THE EXERCISE
Reproduce each record below exactly as written.

SUPPLIED MATERIAL
####################

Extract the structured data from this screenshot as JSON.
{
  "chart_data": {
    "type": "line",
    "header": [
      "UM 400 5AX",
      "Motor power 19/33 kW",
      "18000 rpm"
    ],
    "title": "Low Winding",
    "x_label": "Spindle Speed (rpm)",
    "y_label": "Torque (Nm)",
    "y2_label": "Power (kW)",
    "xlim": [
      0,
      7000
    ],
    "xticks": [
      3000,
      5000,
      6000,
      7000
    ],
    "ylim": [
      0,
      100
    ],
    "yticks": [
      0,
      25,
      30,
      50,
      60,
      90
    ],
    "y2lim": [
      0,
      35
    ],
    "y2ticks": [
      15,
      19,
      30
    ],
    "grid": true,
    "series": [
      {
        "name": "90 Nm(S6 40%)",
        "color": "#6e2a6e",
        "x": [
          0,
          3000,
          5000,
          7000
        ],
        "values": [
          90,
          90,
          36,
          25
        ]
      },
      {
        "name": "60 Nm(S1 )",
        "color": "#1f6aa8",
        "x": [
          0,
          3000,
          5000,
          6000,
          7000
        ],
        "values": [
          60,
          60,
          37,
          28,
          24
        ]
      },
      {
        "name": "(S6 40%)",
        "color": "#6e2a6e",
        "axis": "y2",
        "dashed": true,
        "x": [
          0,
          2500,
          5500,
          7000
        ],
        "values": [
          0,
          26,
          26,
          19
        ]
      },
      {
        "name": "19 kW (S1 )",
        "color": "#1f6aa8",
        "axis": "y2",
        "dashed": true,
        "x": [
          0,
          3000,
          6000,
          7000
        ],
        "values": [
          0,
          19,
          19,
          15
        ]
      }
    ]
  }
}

####################

SOLUTION FOR THIS PROBLEM
Extract the structured data from this screenshot as JSON.
{
  "chart_data": {
    "type": "line",
    "header": [
      "UM 400 5AX",
      "Motor power 19/33 kW",
      "18000 rpm"
    ],
    "title": "Low Winding",
    "x_label": "Spindle Speed (rpm)",
    "y_label": "Torque (Nm)",
    "y2_label": "Power (kW)",
    "xlim": [
      0,
      7000
    ],
    "xticks": [
      3000,
      5000,
      6000,
      7000
    ],
    "ylim": [
      0,
      100
    ],
    "yticks": [
      0,
      25,
      30,
      50,
      60,
      90
    ],
    "y2lim": [
      0,
      35
    ],
    "y2ticks": [
      15,
      19,
      30
    ],
    "grid": true,
    "series": [
      {
        "name": "90 Nm(S6 40%)",
        "color": "#6e2a6e",
        "x": [
          0,
          3000,
          5000,
          7000
        ],
        "values": [
          90,
          90,
          36,
          25
        ]
      },
      {
        "name": "60 Nm(S1 )",
        "color": "#1f6aa8",
        "x": [
          0,
          3000,
          5000,
          6000,
          7000
        ],
        "values": [
          60,
          60,
          37,
          28,
          24
        ]
      },
      {
        "name": "(S6 40%)",
        "color": "#6e2a6e",
        "axis": "y2",
        "dashed": true,
        "x": [
          0,
          2500,
          5500,
          7000
        ],
        "values": [
          0,
          26,
          26,
          19
        ]
      },
      {
        "name": "19 kW (S1 )",
        "color": "#1f6aa8",
        "axis": "y2",
        "dashed": true,
        "x": [
          0,
          3000,
          6000,
          7000
        ],
        "values": [
          0,
          19,
          19,
          15
        ]
      }
    ]
  }
}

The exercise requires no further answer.